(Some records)
* BEGIN *

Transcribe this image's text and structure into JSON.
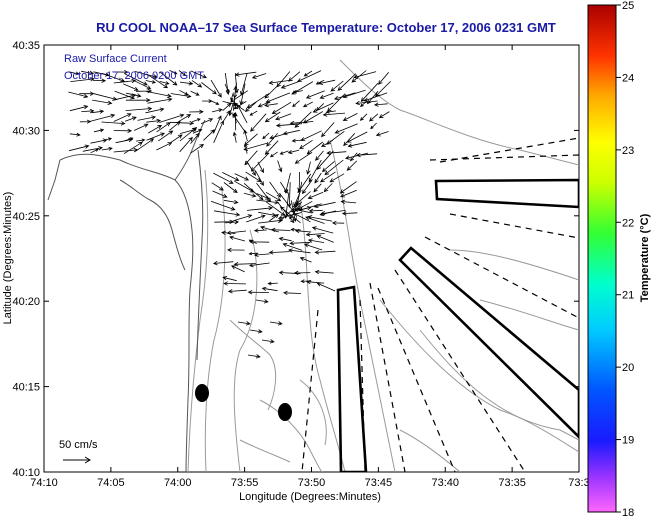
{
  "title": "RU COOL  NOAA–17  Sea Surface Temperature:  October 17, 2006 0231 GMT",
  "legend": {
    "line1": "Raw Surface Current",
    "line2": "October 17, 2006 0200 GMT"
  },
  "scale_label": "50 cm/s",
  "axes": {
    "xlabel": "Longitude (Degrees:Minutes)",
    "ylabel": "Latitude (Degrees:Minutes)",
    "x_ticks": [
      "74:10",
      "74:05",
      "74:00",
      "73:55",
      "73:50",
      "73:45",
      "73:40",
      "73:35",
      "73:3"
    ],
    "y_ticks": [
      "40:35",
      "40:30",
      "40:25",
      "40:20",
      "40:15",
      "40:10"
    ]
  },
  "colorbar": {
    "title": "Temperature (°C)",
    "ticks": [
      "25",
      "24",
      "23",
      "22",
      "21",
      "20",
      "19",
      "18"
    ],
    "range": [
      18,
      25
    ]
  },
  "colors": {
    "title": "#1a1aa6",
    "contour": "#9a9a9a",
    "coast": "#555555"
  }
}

* END *
* BEGIN *

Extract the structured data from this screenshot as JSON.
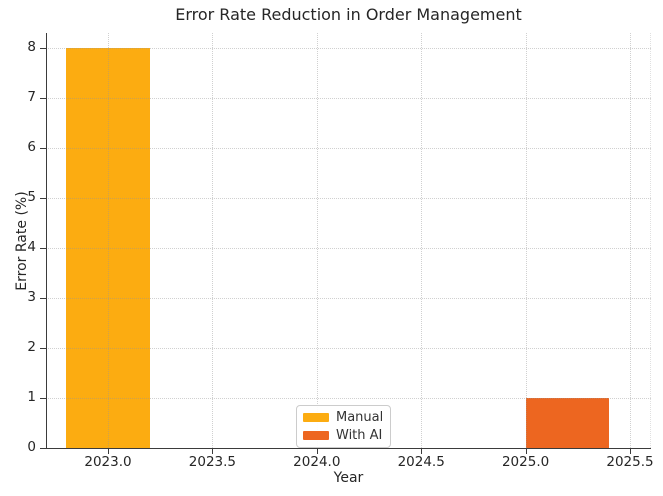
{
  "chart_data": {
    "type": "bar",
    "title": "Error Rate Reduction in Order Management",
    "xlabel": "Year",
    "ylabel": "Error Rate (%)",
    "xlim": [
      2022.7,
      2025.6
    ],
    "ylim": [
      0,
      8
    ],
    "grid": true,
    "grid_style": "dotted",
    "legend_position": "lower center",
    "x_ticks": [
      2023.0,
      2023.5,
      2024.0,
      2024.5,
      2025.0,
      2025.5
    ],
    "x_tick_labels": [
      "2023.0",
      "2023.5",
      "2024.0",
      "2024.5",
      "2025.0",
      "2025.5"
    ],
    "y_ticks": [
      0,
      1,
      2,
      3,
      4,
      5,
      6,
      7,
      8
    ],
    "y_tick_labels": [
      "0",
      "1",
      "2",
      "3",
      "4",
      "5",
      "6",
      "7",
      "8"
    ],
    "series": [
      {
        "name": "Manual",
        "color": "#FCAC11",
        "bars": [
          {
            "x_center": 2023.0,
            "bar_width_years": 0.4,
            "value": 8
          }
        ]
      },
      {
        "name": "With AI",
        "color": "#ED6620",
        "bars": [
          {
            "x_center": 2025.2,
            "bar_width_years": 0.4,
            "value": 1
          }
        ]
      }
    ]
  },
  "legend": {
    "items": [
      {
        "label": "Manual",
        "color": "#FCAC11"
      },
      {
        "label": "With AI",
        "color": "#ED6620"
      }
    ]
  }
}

* END *

TASK DETAILS
Determine how many lines of the data contain "this" and give nothing but that number.

EXERCISE ANSWER
2